Task to complete:
Gather each line containing the string "name" from these entries.

Material supplied:

* BEGIN *

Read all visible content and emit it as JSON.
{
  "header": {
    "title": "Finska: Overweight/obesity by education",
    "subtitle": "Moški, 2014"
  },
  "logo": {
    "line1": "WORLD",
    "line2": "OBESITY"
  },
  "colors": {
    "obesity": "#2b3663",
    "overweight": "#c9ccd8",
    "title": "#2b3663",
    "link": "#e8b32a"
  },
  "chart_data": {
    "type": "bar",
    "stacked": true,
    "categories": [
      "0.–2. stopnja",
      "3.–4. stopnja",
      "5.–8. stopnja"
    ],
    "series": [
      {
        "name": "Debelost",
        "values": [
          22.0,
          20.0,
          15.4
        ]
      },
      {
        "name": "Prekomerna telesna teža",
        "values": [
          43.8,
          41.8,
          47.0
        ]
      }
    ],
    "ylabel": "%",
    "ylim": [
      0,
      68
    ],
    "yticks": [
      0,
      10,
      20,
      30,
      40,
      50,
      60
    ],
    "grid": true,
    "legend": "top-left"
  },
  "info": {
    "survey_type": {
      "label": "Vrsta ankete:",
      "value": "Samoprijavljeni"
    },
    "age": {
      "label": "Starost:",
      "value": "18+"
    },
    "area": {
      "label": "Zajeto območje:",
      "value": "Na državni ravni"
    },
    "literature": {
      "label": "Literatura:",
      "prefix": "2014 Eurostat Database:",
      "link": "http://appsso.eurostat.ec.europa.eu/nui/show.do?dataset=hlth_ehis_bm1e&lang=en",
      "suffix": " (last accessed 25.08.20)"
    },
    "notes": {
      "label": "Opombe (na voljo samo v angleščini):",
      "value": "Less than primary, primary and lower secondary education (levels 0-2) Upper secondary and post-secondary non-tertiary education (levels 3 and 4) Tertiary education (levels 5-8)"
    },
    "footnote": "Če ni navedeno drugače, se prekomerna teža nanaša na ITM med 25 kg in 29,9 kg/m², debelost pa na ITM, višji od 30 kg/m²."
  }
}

* END *

Correct response:
        "name": "Debelost",
        "name": "Prekomerna telesna teža",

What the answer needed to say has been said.